■ TASK TO COMPLETE
Locate each line in the records containing "mode". Copy it.

■ INFORMATION SUPPLIED
* * * *

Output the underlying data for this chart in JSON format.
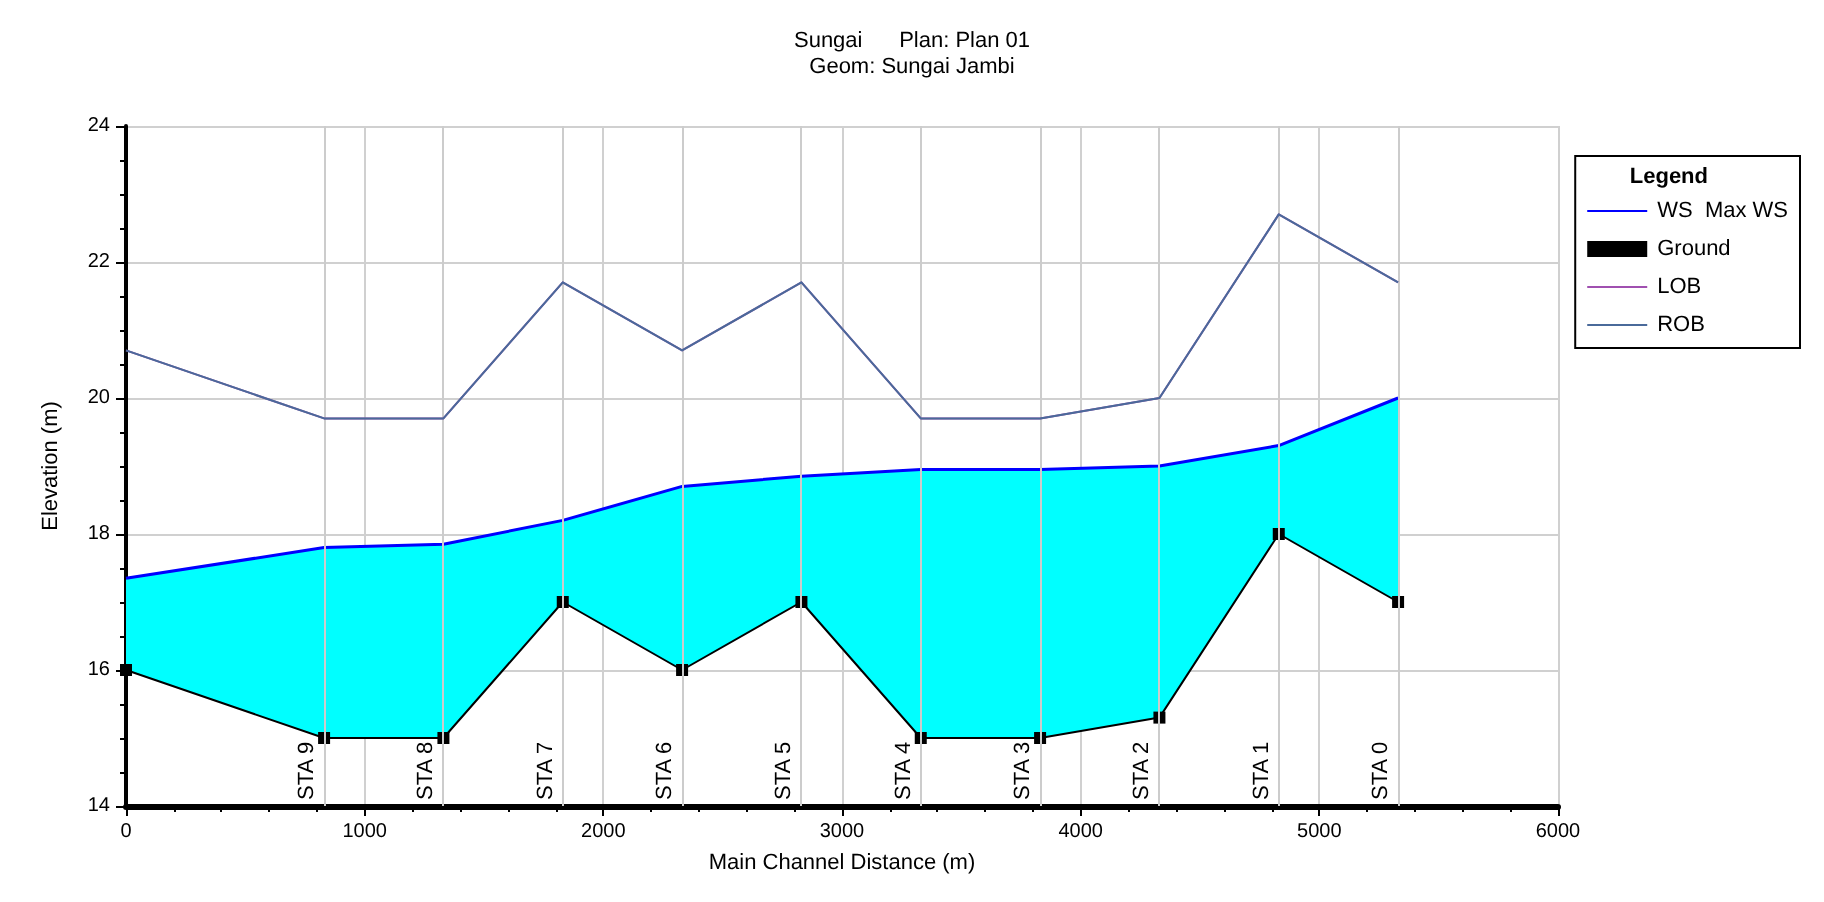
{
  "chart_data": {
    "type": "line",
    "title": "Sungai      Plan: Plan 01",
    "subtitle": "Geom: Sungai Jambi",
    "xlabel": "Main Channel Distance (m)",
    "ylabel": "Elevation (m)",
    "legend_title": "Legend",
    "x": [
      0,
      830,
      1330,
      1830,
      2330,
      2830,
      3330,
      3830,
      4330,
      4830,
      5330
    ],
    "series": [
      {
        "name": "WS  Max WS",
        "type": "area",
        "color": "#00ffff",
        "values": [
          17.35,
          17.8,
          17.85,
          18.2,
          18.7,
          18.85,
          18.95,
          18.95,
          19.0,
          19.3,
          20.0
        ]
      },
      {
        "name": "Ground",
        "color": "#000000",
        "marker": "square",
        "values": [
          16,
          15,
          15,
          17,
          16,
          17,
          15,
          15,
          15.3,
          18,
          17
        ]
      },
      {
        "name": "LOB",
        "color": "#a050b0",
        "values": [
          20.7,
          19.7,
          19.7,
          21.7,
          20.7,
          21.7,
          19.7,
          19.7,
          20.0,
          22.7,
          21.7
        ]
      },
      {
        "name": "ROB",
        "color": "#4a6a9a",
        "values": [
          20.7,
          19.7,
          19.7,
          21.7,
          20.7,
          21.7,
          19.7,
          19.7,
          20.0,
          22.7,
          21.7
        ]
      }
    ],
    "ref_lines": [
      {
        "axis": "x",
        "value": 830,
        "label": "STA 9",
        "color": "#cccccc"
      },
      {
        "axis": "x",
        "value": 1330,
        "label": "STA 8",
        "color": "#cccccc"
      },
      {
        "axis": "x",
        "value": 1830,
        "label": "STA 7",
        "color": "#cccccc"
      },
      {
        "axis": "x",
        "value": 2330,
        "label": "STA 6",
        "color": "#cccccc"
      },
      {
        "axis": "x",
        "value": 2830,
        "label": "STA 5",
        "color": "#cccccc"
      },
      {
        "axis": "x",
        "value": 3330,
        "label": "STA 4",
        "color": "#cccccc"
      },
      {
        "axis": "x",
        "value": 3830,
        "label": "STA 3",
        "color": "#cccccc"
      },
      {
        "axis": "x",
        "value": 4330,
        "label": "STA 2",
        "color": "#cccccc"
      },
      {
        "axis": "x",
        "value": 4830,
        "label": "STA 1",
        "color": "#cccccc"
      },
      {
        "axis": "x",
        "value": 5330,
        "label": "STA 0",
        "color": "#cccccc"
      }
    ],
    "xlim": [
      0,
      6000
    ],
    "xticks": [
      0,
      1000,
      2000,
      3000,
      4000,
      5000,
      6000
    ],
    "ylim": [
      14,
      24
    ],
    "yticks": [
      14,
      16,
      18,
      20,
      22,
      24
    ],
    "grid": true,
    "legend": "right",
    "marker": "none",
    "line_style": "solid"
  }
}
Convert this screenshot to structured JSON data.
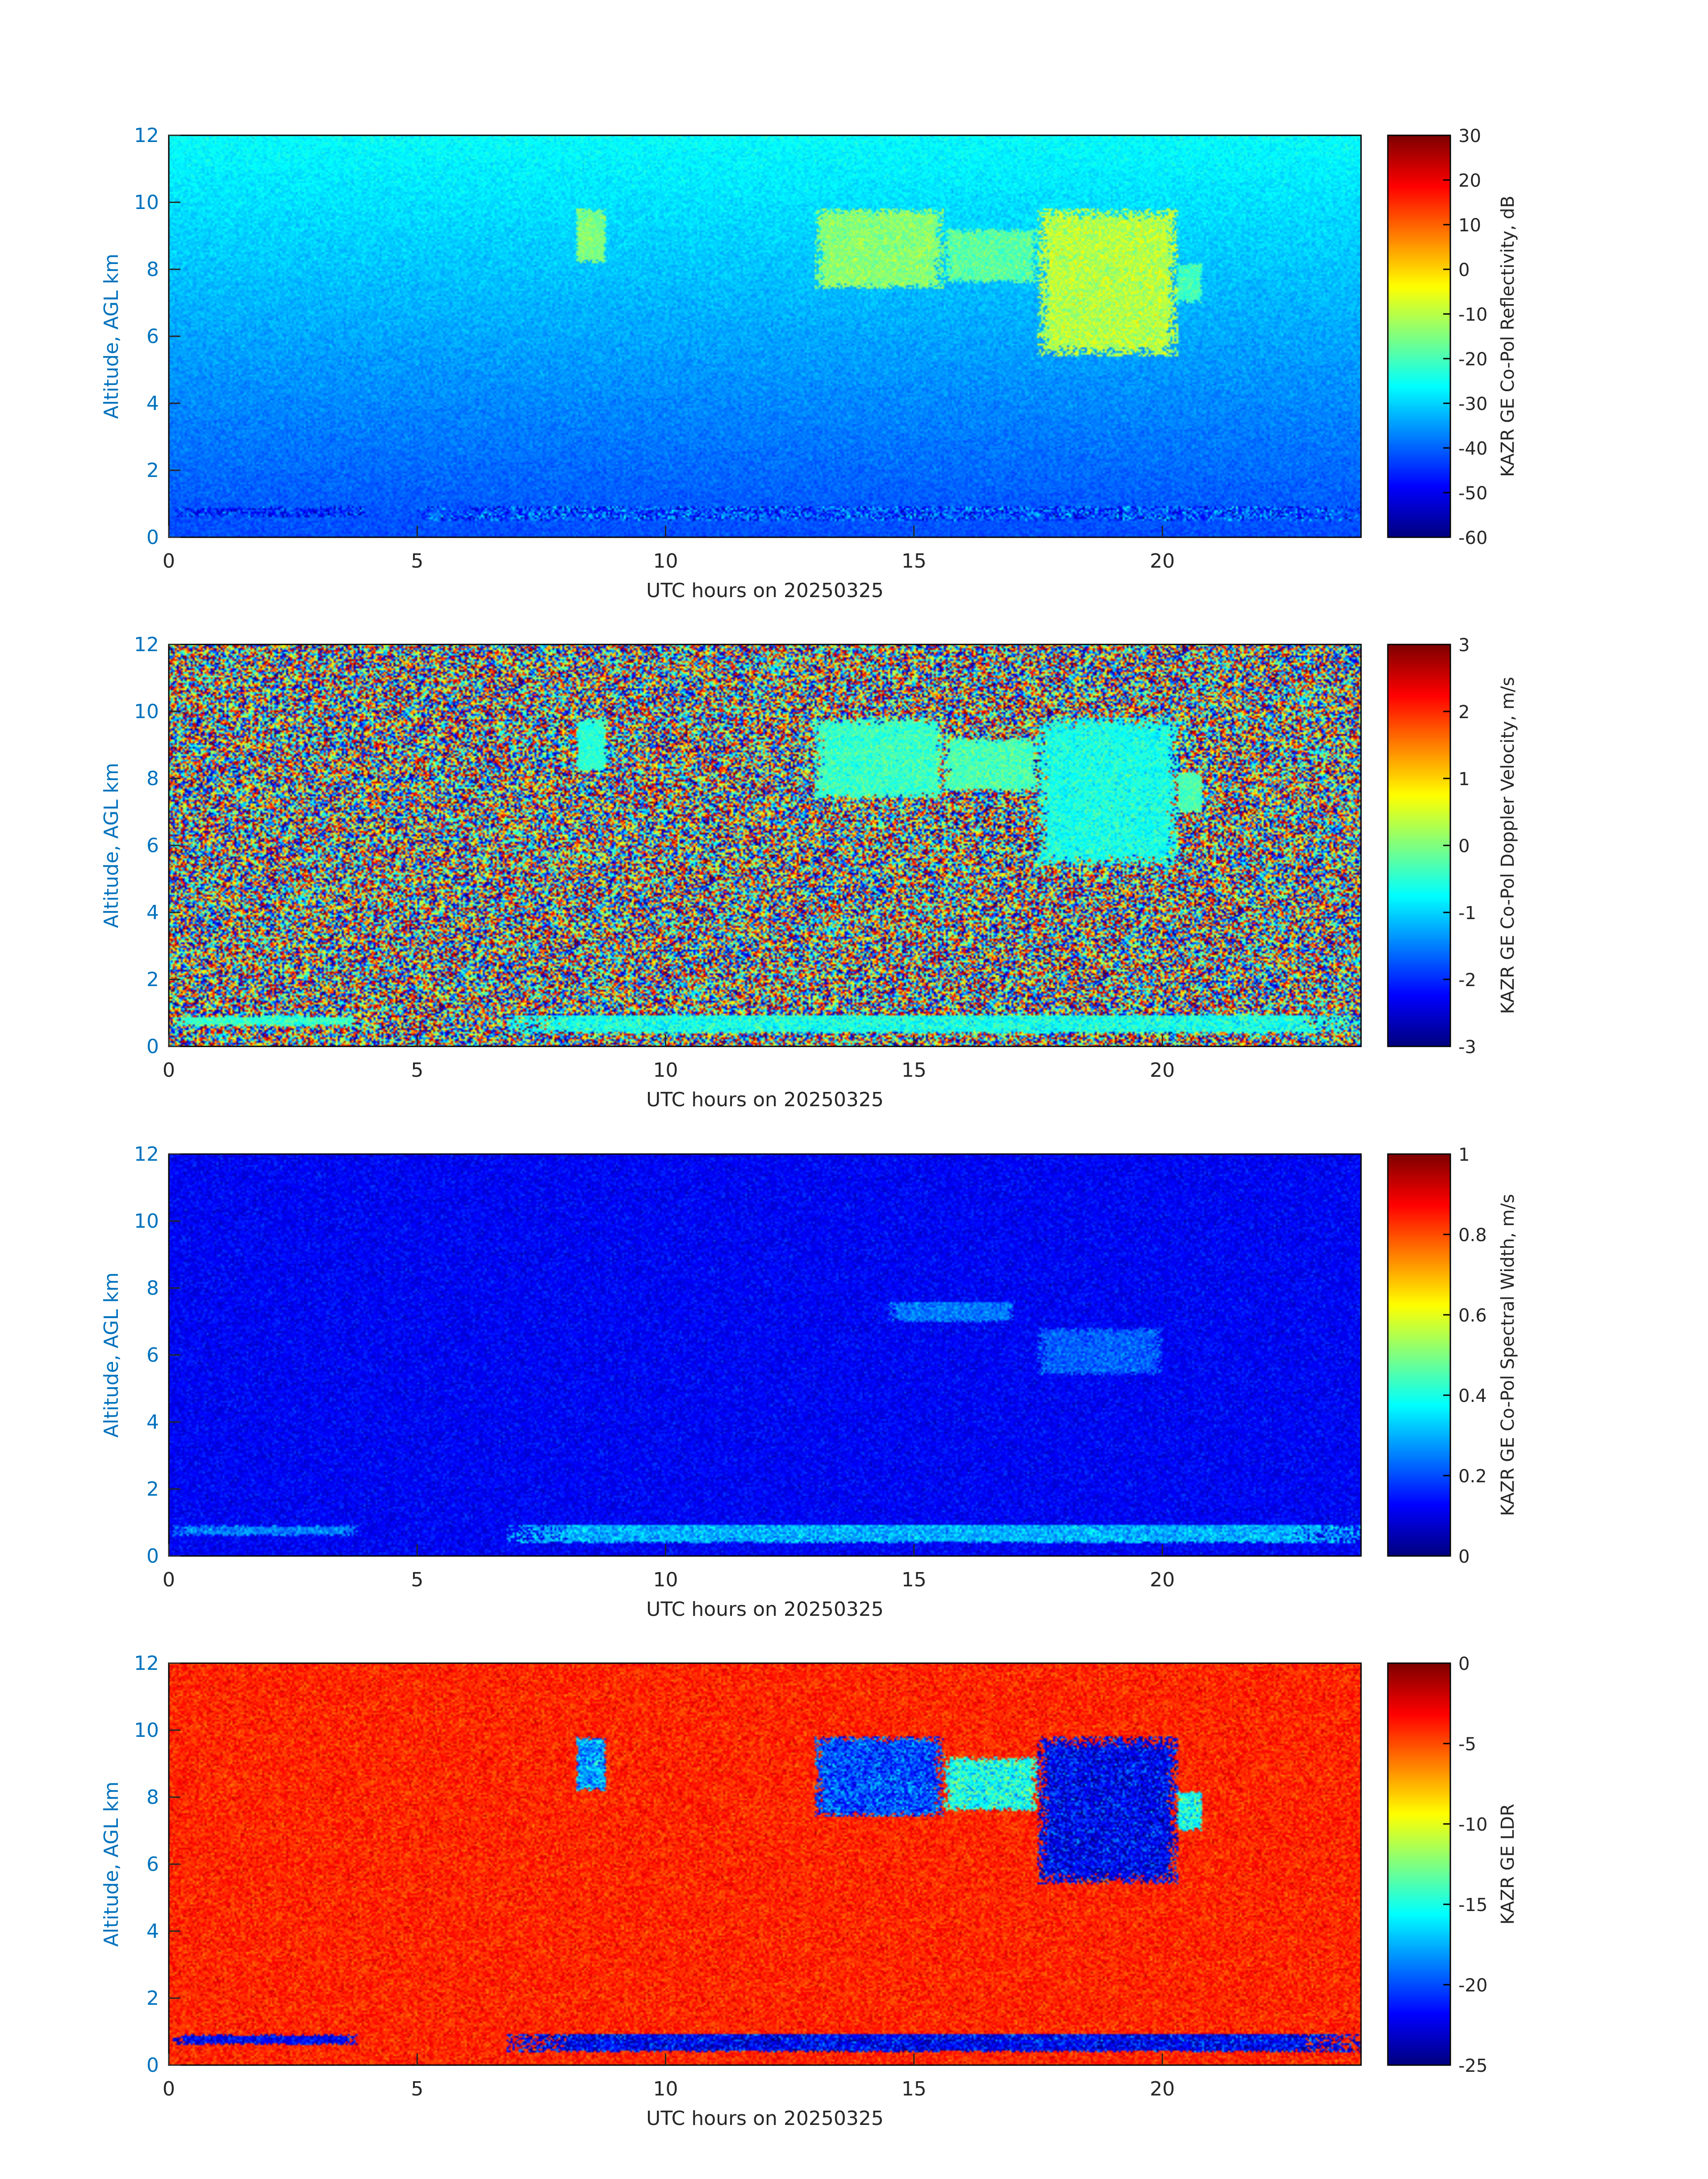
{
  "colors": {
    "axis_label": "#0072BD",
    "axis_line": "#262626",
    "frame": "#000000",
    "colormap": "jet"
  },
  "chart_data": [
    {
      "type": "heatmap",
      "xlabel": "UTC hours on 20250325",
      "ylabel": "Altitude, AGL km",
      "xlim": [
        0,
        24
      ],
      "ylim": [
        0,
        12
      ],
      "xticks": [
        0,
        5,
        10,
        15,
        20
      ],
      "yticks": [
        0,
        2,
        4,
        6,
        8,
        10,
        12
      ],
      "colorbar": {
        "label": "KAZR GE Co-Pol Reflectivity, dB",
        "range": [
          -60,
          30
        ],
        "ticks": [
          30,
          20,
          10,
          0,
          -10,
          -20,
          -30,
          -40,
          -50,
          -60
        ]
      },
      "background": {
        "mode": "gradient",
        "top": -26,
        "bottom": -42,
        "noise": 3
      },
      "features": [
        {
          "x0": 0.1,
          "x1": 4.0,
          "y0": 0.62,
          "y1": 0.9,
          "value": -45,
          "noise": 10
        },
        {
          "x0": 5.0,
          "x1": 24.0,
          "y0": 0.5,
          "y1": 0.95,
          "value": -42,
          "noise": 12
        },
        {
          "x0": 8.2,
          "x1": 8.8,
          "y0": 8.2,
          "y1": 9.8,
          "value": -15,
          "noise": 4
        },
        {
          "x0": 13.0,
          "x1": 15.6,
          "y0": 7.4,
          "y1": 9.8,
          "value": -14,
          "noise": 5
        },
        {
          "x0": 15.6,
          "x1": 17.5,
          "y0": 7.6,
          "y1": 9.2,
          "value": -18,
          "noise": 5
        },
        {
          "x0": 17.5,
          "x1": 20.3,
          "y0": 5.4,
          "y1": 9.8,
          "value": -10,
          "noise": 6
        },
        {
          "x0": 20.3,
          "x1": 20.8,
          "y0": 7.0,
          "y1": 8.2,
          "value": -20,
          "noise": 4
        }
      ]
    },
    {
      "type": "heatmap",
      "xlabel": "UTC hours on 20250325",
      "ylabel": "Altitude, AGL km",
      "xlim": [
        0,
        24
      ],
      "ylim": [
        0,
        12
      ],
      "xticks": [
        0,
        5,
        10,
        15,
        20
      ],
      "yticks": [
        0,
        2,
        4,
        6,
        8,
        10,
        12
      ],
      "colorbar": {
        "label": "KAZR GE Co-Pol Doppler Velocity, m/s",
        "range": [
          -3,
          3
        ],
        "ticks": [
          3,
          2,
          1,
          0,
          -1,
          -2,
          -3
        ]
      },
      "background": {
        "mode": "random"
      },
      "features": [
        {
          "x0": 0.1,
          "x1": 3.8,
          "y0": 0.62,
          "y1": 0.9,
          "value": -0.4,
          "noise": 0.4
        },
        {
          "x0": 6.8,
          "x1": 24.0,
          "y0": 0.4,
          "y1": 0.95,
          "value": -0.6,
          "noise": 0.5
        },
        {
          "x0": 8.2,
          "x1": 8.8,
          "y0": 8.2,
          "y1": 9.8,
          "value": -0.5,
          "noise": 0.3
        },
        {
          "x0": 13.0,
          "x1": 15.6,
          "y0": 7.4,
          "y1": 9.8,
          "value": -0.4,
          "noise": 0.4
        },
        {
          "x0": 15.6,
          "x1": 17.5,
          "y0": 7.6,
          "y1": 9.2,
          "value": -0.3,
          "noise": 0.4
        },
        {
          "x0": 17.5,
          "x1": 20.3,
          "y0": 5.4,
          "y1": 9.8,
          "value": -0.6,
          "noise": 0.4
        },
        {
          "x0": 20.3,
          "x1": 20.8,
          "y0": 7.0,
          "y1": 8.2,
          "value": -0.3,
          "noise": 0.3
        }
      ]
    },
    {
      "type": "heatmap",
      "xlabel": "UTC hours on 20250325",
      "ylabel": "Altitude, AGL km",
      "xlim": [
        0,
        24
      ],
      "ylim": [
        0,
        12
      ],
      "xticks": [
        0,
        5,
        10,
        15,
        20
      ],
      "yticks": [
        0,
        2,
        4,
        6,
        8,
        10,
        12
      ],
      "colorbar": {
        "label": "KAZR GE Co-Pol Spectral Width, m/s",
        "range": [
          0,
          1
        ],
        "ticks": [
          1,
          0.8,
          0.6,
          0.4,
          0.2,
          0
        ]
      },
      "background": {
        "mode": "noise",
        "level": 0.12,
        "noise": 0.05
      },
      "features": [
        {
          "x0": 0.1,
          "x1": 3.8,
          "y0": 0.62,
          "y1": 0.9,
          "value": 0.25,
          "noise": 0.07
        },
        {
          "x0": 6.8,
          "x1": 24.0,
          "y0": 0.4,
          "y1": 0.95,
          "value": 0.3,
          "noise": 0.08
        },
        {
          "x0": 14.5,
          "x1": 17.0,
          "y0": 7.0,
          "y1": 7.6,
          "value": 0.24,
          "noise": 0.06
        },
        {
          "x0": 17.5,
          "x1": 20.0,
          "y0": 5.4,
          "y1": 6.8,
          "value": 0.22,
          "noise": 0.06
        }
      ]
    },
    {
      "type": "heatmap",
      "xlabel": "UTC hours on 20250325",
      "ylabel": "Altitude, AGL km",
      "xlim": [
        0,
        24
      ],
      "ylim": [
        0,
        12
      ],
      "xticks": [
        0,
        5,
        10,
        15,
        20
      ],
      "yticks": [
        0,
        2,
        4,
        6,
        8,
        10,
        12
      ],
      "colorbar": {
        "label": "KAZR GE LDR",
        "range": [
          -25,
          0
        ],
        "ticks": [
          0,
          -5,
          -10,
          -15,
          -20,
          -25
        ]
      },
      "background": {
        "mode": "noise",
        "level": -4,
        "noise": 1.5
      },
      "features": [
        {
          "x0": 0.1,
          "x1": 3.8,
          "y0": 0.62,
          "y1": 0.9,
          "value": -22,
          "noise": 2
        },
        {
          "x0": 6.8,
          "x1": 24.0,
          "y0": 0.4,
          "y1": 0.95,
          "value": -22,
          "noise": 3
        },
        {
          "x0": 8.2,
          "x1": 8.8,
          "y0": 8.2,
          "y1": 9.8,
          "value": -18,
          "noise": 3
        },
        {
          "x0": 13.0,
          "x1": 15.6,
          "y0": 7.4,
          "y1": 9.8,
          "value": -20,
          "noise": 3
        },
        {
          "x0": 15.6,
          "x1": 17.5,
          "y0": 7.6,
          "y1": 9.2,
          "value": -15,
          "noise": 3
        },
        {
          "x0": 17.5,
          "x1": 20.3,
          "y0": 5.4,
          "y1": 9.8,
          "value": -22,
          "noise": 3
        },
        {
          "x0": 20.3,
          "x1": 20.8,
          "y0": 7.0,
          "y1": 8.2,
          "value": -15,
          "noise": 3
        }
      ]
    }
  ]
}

* * * *

■ TASK ANSWER
        "mode": "gradient",
        "mode": "random"
        "mode": "noise",
        "mode": "noise",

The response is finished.